■ Exercise directions
Reproduce the listing below without changes, except that pictures are left out.

## Begin

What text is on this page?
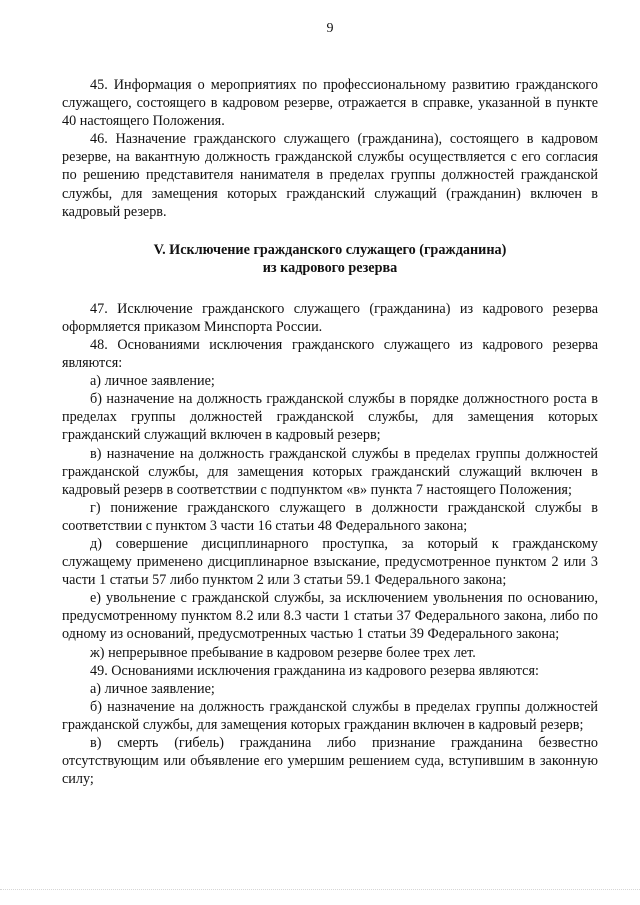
9

45. Информация о мероприятиях по профессиональному развитию гражданского служащего, состоящего в кадровом резерве, отражается в справке, указанной в пункте 40 настоящего Положения.

46. Назначение гражданского служащего (гражданина), состоящего в кадровом резерве, на вакантную должность гражданской службы осуществляется с его согласия по решению представителя нанимателя в пределах группы должностей гражданской службы, для замещения которых гражданский служащий (гражданин) включен в кадровый резерв.

V. Исключение гражданского служащего (гражданина)
из кадрового резерва

47. Исключение гражданского служащего (гражданина) из кадрового резерва оформляется приказом Минспорта России.

48. Основаниями исключения гражданского служащего из кадрового резерва являются:

а) личное заявление;

б) назначение на должность гражданской службы в порядке должностного роста в пределах группы должностей гражданской службы, для замещения которых гражданский служащий включен в кадровый резерв;

в) назначение на должность гражданской службы в пределах группы должностей гражданской службы, для замещения которых гражданский служащий включен в кадровый резерв в соответствии с подпунктом «в» пункта 7 настоящего Положения;

г) понижение гражданского служащего в должности гражданской службы в соответствии с пунктом 3 части 16 статьи 48 Федерального закона;

д) совершение дисциплинарного проступка, за который к гражданскому служащему применено дисциплинарное взыскание, предусмотренное пунктом 2 или 3 части 1 статьи 57 либо пунктом 2 или 3 статьи 59.1 Федерального закона;

е) увольнение с гражданской службы, за исключением увольнения по основанию, предусмотренному пунктом 8.2 или 8.3 части 1 статьи 37 Федерального закона, либо по одному из оснований, предусмотренных частью 1 статьи 39 Федерального закона;

ж) непрерывное пребывание в кадровом резерве более трех лет.

49. Основаниями исключения гражданина из кадрового резерва являются:

а) личное заявление;

б) назначение на должность гражданской службы в пределах группы должностей гражданской службы, для замещения которых гражданин включен в кадровый резерв;

в) смерть (гибель) гражданина либо признание гражданина безвестно отсутствующим или объявление его умершим решением суда, вступившим в законную силу;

## End

■ Exercise result
What text is on this page?
9

45. Информация о мероприятиях по профессиональному развитию гражданского служащего, состоящего в кадровом резерве, отражается в справке, указанной в пункте 40 настоящего Положения.

46. Назначение гражданского служащего (гражданина), состоящего в кадровом резерве, на вакантную должность гражданской службы осуществляется с его согласия по решению представителя нанимателя в пределах группы должностей гражданской службы, для замещения которых гражданский служащий (гражданин) включен в кадровый резерв.

V. Исключение гражданского служащего (гражданина)
из кадрового резерва

47. Исключение гражданского служащего (гражданина) из кадрового резерва оформляется приказом Минспорта России.

48. Основаниями исключения гражданского служащего из кадрового резерва являются:

а) личное заявление;

б) назначение на должность гражданской службы в порядке должностного роста в пределах группы должностей гражданской службы, для замещения которых гражданский служащий включен в кадровый резерв;

в) назначение на должность гражданской службы в пределах группы должностей гражданской службы, для замещения которых гражданский служащий включен в кадровый резерв в соответствии с подпунктом «в» пункта 7 настоящего Положения;

г) понижение гражданского служащего в должности гражданской службы в соответствии с пунктом 3 части 16 статьи 48 Федерального закона;

д) совершение дисциплинарного проступка, за который к гражданскому служащему применено дисциплинарное взыскание, предусмотренное пунктом 2 или 3 части 1 статьи 57 либо пунктом 2 или 3 статьи 59.1 Федерального закона;

е) увольнение с гражданской службы, за исключением увольнения по основанию, предусмотренному пунктом 8.2 или 8.3 части 1 статьи 37 Федерального закона, либо по одному из оснований, предусмотренных частью 1 статьи 39 Федерального закона;

ж) непрерывное пребывание в кадровом резерве более трех лет.

49. Основаниями исключения гражданина из кадрового резерва являются:

а) личное заявление;

б) назначение на должность гражданской службы в пределах группы должностей гражданской службы, для замещения которых гражданин включен в кадровый резерв;

в) смерть (гибель) гражданина либо признание гражданина безвестно отсутствующим или объявление его умершим решением суда, вступившим в законную силу;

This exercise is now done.